── Listing

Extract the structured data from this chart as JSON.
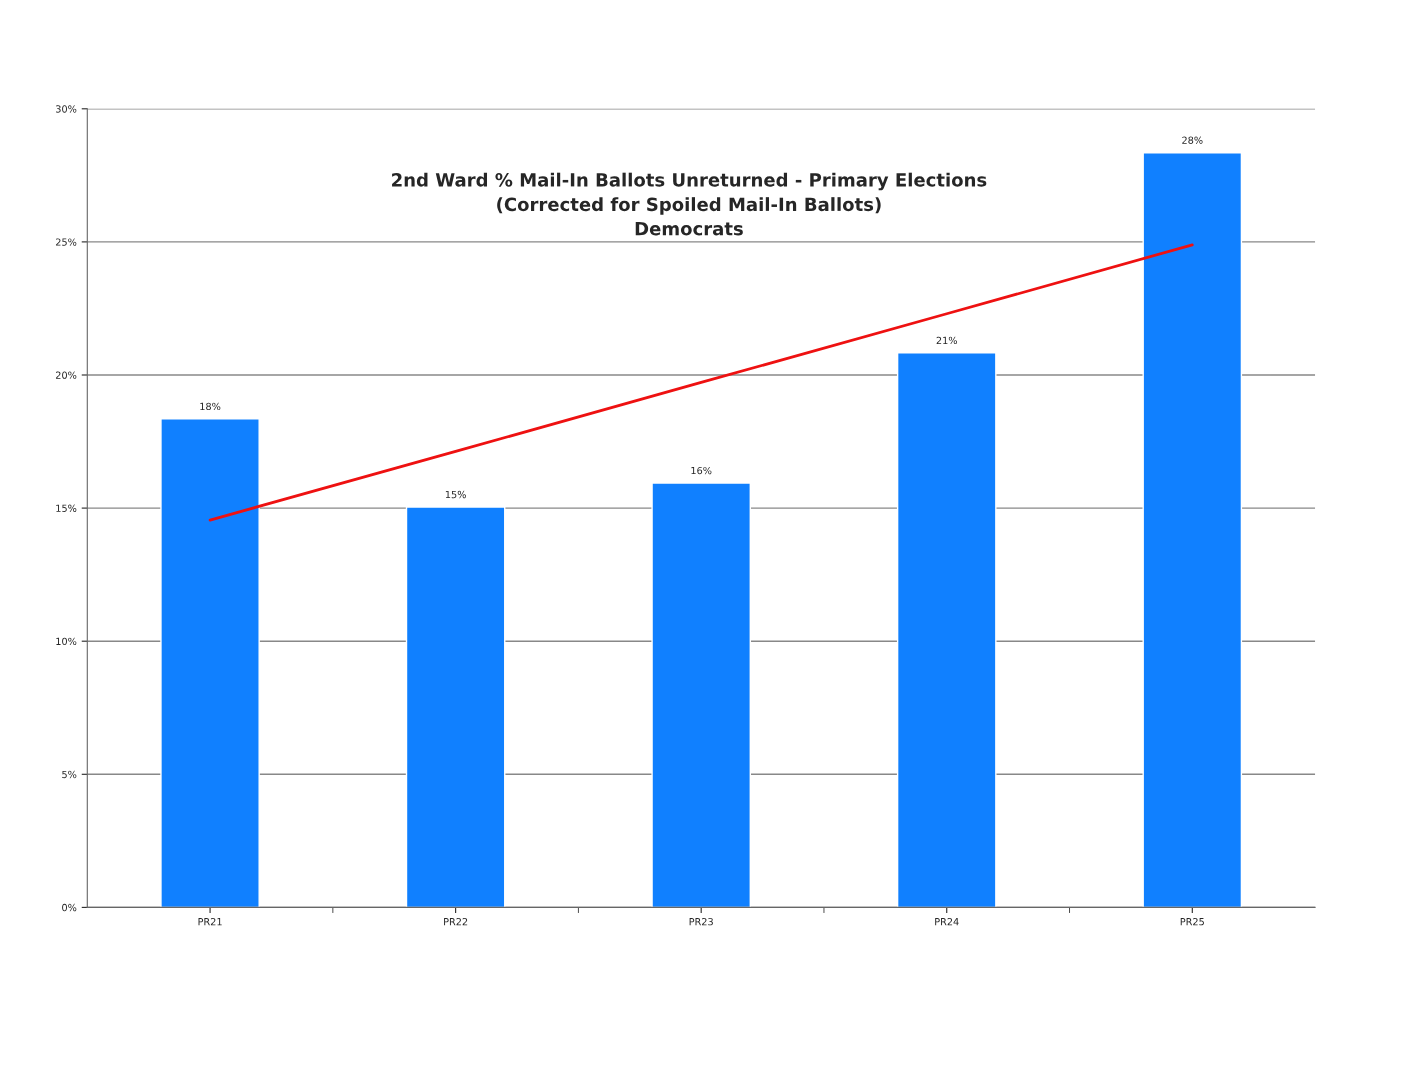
{
  "chart_data": {
    "type": "bar",
    "title": "2nd Ward % Mail-In Ballots Unreturned - Primary Elections\n(Corrected for Spoiled Mail-In Ballots)\nDemocrats",
    "categories": [
      "PR21",
      "PR22",
      "PR23",
      "PR24",
      "PR25"
    ],
    "series": [
      {
        "color": "#1080ff",
        "values": [
          18.35,
          15.04,
          15.94,
          20.83,
          28.35
        ],
        "value_labels": [
          "18%",
          "15%",
          "16%",
          "21%",
          "28%"
        ]
      },
      {
        "type": "line",
        "color": "#ee1111",
        "values": [
          14.55,
          17.13,
          19.72,
          22.3,
          24.89
        ]
      }
    ],
    "ylim": [
      0,
      30
    ],
    "yticks": [
      {
        "value": 0,
        "label": "0%"
      },
      {
        "value": 5,
        "label": "5%"
      },
      {
        "value": 10,
        "label": "10%"
      },
      {
        "value": 15,
        "label": "15%"
      },
      {
        "value": 20,
        "label": "20%"
      },
      {
        "value": 25,
        "label": "25%"
      },
      {
        "value": 30,
        "label": "30%"
      }
    ],
    "grid": "y",
    "marker": "none",
    "line_style": "solid"
  }
}
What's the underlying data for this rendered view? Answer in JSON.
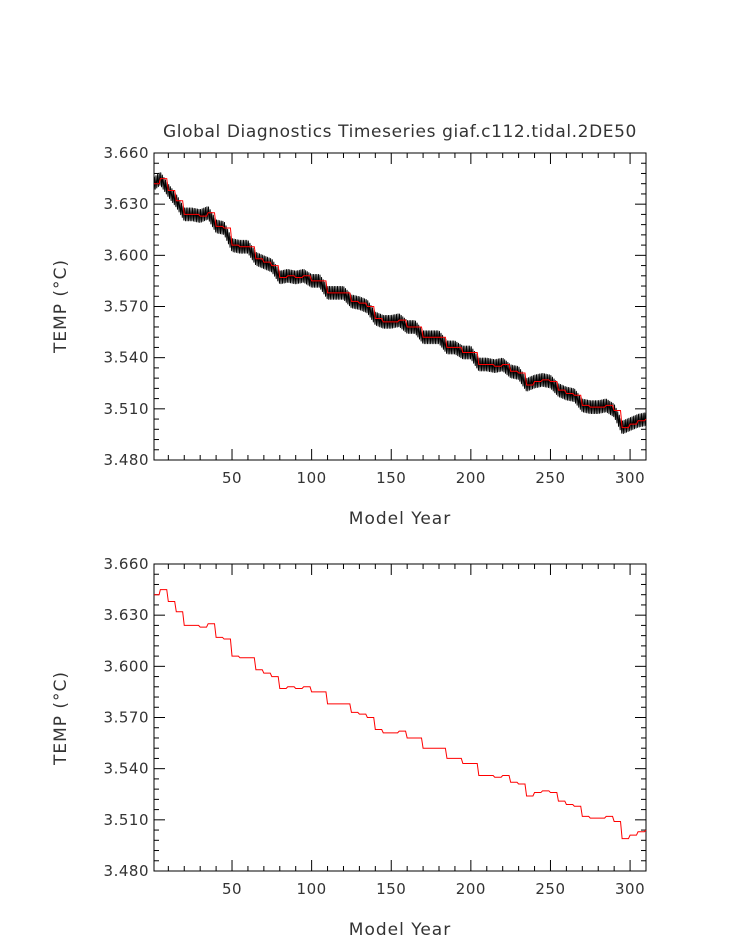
{
  "chart_data": [
    {
      "type": "line",
      "title": "Global Diagnostics Timeseries giaf.c112.tidal.2DE50",
      "xlabel": "Model Year",
      "ylabel": "TEMP (°C)",
      "xlim": [
        1,
        310
      ],
      "ylim": [
        3.48,
        3.66
      ],
      "x_ticks": [
        50,
        100,
        150,
        200,
        250,
        300
      ],
      "y_ticks": [
        3.48,
        3.51,
        3.54,
        3.57,
        3.6,
        3.63,
        3.66
      ],
      "y_tick_labels": [
        "3.480",
        "3.510",
        "3.540",
        "3.570",
        "3.600",
        "3.630",
        "3.660"
      ],
      "x_tick_labels": [
        "50",
        "100",
        "150",
        "200",
        "250",
        "300"
      ],
      "series": [
        {
          "kind": "monthly",
          "color": "#000000",
          "seasonal_amplitude": 0.004,
          "x": [
            1,
            5,
            10,
            15,
            20,
            25,
            30,
            35,
            40,
            45,
            50,
            55,
            60,
            65,
            70,
            75,
            80,
            85,
            90,
            95,
            100,
            105,
            110,
            115,
            120,
            125,
            130,
            135,
            140,
            145,
            150,
            155,
            160,
            165,
            170,
            175,
            180,
            185,
            190,
            195,
            200,
            205,
            210,
            215,
            220,
            225,
            230,
            235,
            240,
            245,
            250,
            255,
            260,
            265,
            270,
            275,
            280,
            285,
            290,
            295,
            300,
            305,
            310
          ],
          "y": [
            3.642,
            3.645,
            3.638,
            3.632,
            3.624,
            3.624,
            3.623,
            3.625,
            3.617,
            3.616,
            3.606,
            3.605,
            3.605,
            3.598,
            3.596,
            3.594,
            3.587,
            3.588,
            3.587,
            3.588,
            3.585,
            3.585,
            3.578,
            3.578,
            3.578,
            3.573,
            3.572,
            3.57,
            3.563,
            3.561,
            3.561,
            3.562,
            3.558,
            3.558,
            3.552,
            3.552,
            3.552,
            3.546,
            3.546,
            3.543,
            3.543,
            3.536,
            3.536,
            3.535,
            3.536,
            3.532,
            3.531,
            3.524,
            3.526,
            3.527,
            3.526,
            3.521,
            3.519,
            3.518,
            3.512,
            3.511,
            3.511,
            3.512,
            3.509,
            3.499,
            3.501,
            3.503,
            3.504
          ]
        },
        {
          "kind": "annual",
          "color": "#ff0000",
          "x": [
            1,
            5,
            10,
            15,
            20,
            25,
            30,
            35,
            40,
            45,
            50,
            55,
            60,
            65,
            70,
            75,
            80,
            85,
            90,
            95,
            100,
            105,
            110,
            115,
            120,
            125,
            130,
            135,
            140,
            145,
            150,
            155,
            160,
            165,
            170,
            175,
            180,
            185,
            190,
            195,
            200,
            205,
            210,
            215,
            220,
            225,
            230,
            235,
            240,
            245,
            250,
            255,
            260,
            265,
            270,
            275,
            280,
            285,
            290,
            295,
            300,
            305,
            310
          ],
          "y": [
            3.642,
            3.645,
            3.638,
            3.632,
            3.624,
            3.624,
            3.623,
            3.625,
            3.617,
            3.616,
            3.606,
            3.605,
            3.605,
            3.598,
            3.596,
            3.594,
            3.587,
            3.588,
            3.587,
            3.588,
            3.585,
            3.585,
            3.578,
            3.578,
            3.578,
            3.573,
            3.572,
            3.57,
            3.563,
            3.561,
            3.561,
            3.562,
            3.558,
            3.558,
            3.552,
            3.552,
            3.552,
            3.546,
            3.546,
            3.543,
            3.543,
            3.536,
            3.536,
            3.535,
            3.536,
            3.532,
            3.531,
            3.524,
            3.526,
            3.527,
            3.526,
            3.521,
            3.519,
            3.518,
            3.512,
            3.511,
            3.511,
            3.512,
            3.509,
            3.499,
            3.501,
            3.503,
            3.504
          ]
        }
      ]
    },
    {
      "type": "line",
      "title": "",
      "xlabel": "Model Year",
      "ylabel": "TEMP (°C)",
      "xlim": [
        1,
        310
      ],
      "ylim": [
        3.48,
        3.66
      ],
      "x_ticks": [
        50,
        100,
        150,
        200,
        250,
        300
      ],
      "y_ticks": [
        3.48,
        3.51,
        3.54,
        3.57,
        3.6,
        3.63,
        3.66
      ],
      "y_tick_labels": [
        "3.480",
        "3.510",
        "3.540",
        "3.570",
        "3.600",
        "3.630",
        "3.660"
      ],
      "x_tick_labels": [
        "50",
        "100",
        "150",
        "200",
        "250",
        "300"
      ],
      "series": [
        {
          "kind": "annual",
          "color": "#ff0000",
          "x": [
            1,
            5,
            10,
            15,
            20,
            25,
            30,
            35,
            40,
            45,
            50,
            55,
            60,
            65,
            70,
            75,
            80,
            85,
            90,
            95,
            100,
            105,
            110,
            115,
            120,
            125,
            130,
            135,
            140,
            145,
            150,
            155,
            160,
            165,
            170,
            175,
            180,
            185,
            190,
            195,
            200,
            205,
            210,
            215,
            220,
            225,
            230,
            235,
            240,
            245,
            250,
            255,
            260,
            265,
            270,
            275,
            280,
            285,
            290,
            295,
            300,
            305,
            310
          ],
          "y": [
            3.642,
            3.645,
            3.638,
            3.632,
            3.624,
            3.624,
            3.623,
            3.625,
            3.617,
            3.616,
            3.606,
            3.605,
            3.605,
            3.598,
            3.596,
            3.594,
            3.587,
            3.588,
            3.587,
            3.588,
            3.585,
            3.585,
            3.578,
            3.578,
            3.578,
            3.573,
            3.572,
            3.57,
            3.563,
            3.561,
            3.561,
            3.562,
            3.558,
            3.558,
            3.552,
            3.552,
            3.552,
            3.546,
            3.546,
            3.543,
            3.543,
            3.536,
            3.536,
            3.535,
            3.536,
            3.532,
            3.531,
            3.524,
            3.526,
            3.527,
            3.526,
            3.521,
            3.519,
            3.518,
            3.512,
            3.511,
            3.511,
            3.512,
            3.509,
            3.499,
            3.501,
            3.503,
            3.504
          ]
        }
      ]
    }
  ]
}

────

§ **Set exercise**
Your task is to reproduce all of the material exactly. The pictures stay out.

§ **Exercise solution**
Extract the structured data from this chart as JSON.
{
  "chart_data": {
    "type": "bar",
    "title": "2nd Ward % Mail-In Ballots Unreturned - Primary Elections\n(Corrected for Spoiled Mail-In Ballots)\nDemocrats",
    "categories": [
      "PR21",
      "PR22",
      "PR23",
      "PR24",
      "PR25"
    ],
    "series": [
      {
        "color": "#1080ff",
        "values": [
          18.35,
          15.04,
          15.94,
          20.83,
          28.35
        ],
        "value_labels": [
          "18%",
          "15%",
          "16%",
          "21%",
          "28%"
        ]
      },
      {
        "type": "line",
        "color": "#ee1111",
        "values": [
          14.55,
          17.13,
          19.72,
          22.3,
          24.89
        ]
      }
    ],
    "ylim": [
      0,
      30
    ],
    "yticks": [
      {
        "value": 0,
        "label": "0%"
      },
      {
        "value": 5,
        "label": "5%"
      },
      {
        "value": 10,
        "label": "10%"
      },
      {
        "value": 15,
        "label": "15%"
      },
      {
        "value": 20,
        "label": "20%"
      },
      {
        "value": 25,
        "label": "25%"
      },
      {
        "value": 30,
        "label": "30%"
      }
    ],
    "grid": "y",
    "marker": "none",
    "line_style": "solid"
  }
}
What's the underlying data for this rendered view? Answer in JSON.
{
  "chart_data": [
    {
      "type": "line",
      "title": "Global Diagnostics Timeseries giaf.c112.tidal.2DE50",
      "xlabel": "Model Year",
      "ylabel": "TEMP (°C)",
      "xlim": [
        1,
        310
      ],
      "ylim": [
        3.48,
        3.66
      ],
      "x_ticks": [
        50,
        100,
        150,
        200,
        250,
        300
      ],
      "y_ticks": [
        3.48,
        3.51,
        3.54,
        3.57,
        3.6,
        3.63,
        3.66
      ],
      "y_tick_labels": [
        "3.480",
        "3.510",
        "3.540",
        "3.570",
        "3.600",
        "3.630",
        "3.660"
      ],
      "x_tick_labels": [
        "50",
        "100",
        "150",
        "200",
        "250",
        "300"
      ],
      "series": [
        {
          "kind": "monthly",
          "color": "#000000",
          "seasonal_amplitude": 0.004,
          "x": [
            1,
            5,
            10,
            15,
            20,
            25,
            30,
            35,
            40,
            45,
            50,
            55,
            60,
            65,
            70,
            75,
            80,
            85,
            90,
            95,
            100,
            105,
            110,
            115,
            120,
            125,
            130,
            135,
            140,
            145,
            150,
            155,
            160,
            165,
            170,
            175,
            180,
            185,
            190,
            195,
            200,
            205,
            210,
            215,
            220,
            225,
            230,
            235,
            240,
            245,
            250,
            255,
            260,
            265,
            270,
            275,
            280,
            285,
            290,
            295,
            300,
            305,
            310
          ],
          "y": [
            3.642,
            3.645,
            3.638,
            3.632,
            3.624,
            3.624,
            3.623,
            3.625,
            3.617,
            3.616,
            3.606,
            3.605,
            3.605,
            3.598,
            3.596,
            3.594,
            3.587,
            3.588,
            3.587,
            3.588,
            3.585,
            3.585,
            3.578,
            3.578,
            3.578,
            3.573,
            3.572,
            3.57,
            3.563,
            3.561,
            3.561,
            3.562,
            3.558,
            3.558,
            3.552,
            3.552,
            3.552,
            3.546,
            3.546,
            3.543,
            3.543,
            3.536,
            3.536,
            3.535,
            3.536,
            3.532,
            3.531,
            3.524,
            3.526,
            3.527,
            3.526,
            3.521,
            3.519,
            3.518,
            3.512,
            3.511,
            3.511,
            3.512,
            3.509,
            3.499,
            3.501,
            3.503,
            3.504
          ]
        },
        {
          "kind": "annual",
          "color": "#ff0000",
          "x": [
            1,
            5,
            10,
            15,
            20,
            25,
            30,
            35,
            40,
            45,
            50,
            55,
            60,
            65,
            70,
            75,
            80,
            85,
            90,
            95,
            100,
            105,
            110,
            115,
            120,
            125,
            130,
            135,
            140,
            145,
            150,
            155,
            160,
            165,
            170,
            175,
            180,
            185,
            190,
            195,
            200,
            205,
            210,
            215,
            220,
            225,
            230,
            235,
            240,
            245,
            250,
            255,
            260,
            265,
            270,
            275,
            280,
            285,
            290,
            295,
            300,
            305,
            310
          ],
          "y": [
            3.642,
            3.645,
            3.638,
            3.632,
            3.624,
            3.624,
            3.623,
            3.625,
            3.617,
            3.616,
            3.606,
            3.605,
            3.605,
            3.598,
            3.596,
            3.594,
            3.587,
            3.588,
            3.587,
            3.588,
            3.585,
            3.585,
            3.578,
            3.578,
            3.578,
            3.573,
            3.572,
            3.57,
            3.563,
            3.561,
            3.561,
            3.562,
            3.558,
            3.558,
            3.552,
            3.552,
            3.552,
            3.546,
            3.546,
            3.543,
            3.543,
            3.536,
            3.536,
            3.535,
            3.536,
            3.532,
            3.531,
            3.524,
            3.526,
            3.527,
            3.526,
            3.521,
            3.519,
            3.518,
            3.512,
            3.511,
            3.511,
            3.512,
            3.509,
            3.499,
            3.501,
            3.503,
            3.504
          ]
        }
      ]
    },
    {
      "type": "line",
      "title": "",
      "xlabel": "Model Year",
      "ylabel": "TEMP (°C)",
      "xlim": [
        1,
        310
      ],
      "ylim": [
        3.48,
        3.66
      ],
      "x_ticks": [
        50,
        100,
        150,
        200,
        250,
        300
      ],
      "y_ticks": [
        3.48,
        3.51,
        3.54,
        3.57,
        3.6,
        3.63,
        3.66
      ],
      "y_tick_labels": [
        "3.480",
        "3.510",
        "3.540",
        "3.570",
        "3.600",
        "3.630",
        "3.660"
      ],
      "x_tick_labels": [
        "50",
        "100",
        "150",
        "200",
        "250",
        "300"
      ],
      "series": [
        {
          "kind": "annual",
          "color": "#ff0000",
          "x": [
            1,
            5,
            10,
            15,
            20,
            25,
            30,
            35,
            40,
            45,
            50,
            55,
            60,
            65,
            70,
            75,
            80,
            85,
            90,
            95,
            100,
            105,
            110,
            115,
            120,
            125,
            130,
            135,
            140,
            145,
            150,
            155,
            160,
            165,
            170,
            175,
            180,
            185,
            190,
            195,
            200,
            205,
            210,
            215,
            220,
            225,
            230,
            235,
            240,
            245,
            250,
            255,
            260,
            265,
            270,
            275,
            280,
            285,
            290,
            295,
            300,
            305,
            310
          ],
          "y": [
            3.642,
            3.645,
            3.638,
            3.632,
            3.624,
            3.624,
            3.623,
            3.625,
            3.617,
            3.616,
            3.606,
            3.605,
            3.605,
            3.598,
            3.596,
            3.594,
            3.587,
            3.588,
            3.587,
            3.588,
            3.585,
            3.585,
            3.578,
            3.578,
            3.578,
            3.573,
            3.572,
            3.57,
            3.563,
            3.561,
            3.561,
            3.562,
            3.558,
            3.558,
            3.552,
            3.552,
            3.552,
            3.546,
            3.546,
            3.543,
            3.543,
            3.536,
            3.536,
            3.535,
            3.536,
            3.532,
            3.531,
            3.524,
            3.526,
            3.527,
            3.526,
            3.521,
            3.519,
            3.518,
            3.512,
            3.511,
            3.511,
            3.512,
            3.509,
            3.499,
            3.501,
            3.503,
            3.504
          ]
        }
      ]
    }
  ]
}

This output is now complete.